▸ **The request**
Determine how many lines hold "Československý" and give only that number.

▸ **Data section**

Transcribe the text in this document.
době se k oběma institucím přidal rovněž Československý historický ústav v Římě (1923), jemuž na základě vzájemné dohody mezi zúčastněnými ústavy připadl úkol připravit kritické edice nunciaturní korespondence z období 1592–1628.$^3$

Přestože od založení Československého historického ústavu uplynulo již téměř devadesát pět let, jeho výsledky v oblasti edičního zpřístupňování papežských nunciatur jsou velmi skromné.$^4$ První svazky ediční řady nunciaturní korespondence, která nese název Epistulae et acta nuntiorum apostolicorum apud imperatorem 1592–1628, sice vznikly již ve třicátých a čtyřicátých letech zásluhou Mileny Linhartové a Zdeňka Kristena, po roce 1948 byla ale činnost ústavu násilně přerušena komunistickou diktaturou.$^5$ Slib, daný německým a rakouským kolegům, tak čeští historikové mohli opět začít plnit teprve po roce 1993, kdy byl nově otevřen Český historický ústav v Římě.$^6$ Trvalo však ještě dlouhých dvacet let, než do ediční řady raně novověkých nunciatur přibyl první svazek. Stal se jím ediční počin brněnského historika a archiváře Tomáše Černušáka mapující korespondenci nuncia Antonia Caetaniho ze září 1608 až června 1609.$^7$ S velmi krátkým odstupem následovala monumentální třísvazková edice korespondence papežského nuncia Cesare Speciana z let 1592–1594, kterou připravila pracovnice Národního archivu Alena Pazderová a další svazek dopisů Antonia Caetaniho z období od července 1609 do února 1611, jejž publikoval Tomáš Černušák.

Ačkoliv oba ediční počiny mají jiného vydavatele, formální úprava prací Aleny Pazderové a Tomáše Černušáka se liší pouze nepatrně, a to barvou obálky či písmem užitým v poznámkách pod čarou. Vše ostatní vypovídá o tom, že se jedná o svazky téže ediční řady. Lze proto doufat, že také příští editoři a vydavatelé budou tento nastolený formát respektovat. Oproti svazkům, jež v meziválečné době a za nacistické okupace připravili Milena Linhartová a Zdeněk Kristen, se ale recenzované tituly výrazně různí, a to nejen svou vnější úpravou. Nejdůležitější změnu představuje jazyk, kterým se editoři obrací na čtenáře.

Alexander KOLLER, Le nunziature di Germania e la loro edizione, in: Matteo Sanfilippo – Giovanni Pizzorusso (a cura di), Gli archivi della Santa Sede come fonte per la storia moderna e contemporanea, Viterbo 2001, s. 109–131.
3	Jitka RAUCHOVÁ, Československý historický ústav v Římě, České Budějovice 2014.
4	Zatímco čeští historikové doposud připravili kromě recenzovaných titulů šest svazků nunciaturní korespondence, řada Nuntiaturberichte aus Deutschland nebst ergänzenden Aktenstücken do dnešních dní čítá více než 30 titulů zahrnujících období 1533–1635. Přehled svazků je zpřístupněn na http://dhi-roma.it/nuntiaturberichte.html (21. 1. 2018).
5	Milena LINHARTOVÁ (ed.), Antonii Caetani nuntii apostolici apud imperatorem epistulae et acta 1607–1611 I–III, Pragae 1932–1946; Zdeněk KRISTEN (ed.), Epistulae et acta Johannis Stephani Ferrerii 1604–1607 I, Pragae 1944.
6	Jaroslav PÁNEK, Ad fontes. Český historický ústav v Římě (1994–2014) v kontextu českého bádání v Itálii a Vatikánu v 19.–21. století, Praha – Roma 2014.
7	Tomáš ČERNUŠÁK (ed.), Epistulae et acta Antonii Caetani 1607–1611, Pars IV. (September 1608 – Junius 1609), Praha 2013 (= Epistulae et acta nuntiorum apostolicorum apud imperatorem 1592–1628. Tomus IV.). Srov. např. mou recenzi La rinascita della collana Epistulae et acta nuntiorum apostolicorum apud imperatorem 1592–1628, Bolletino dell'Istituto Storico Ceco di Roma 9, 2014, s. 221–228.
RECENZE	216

▸ **Finished answer**
2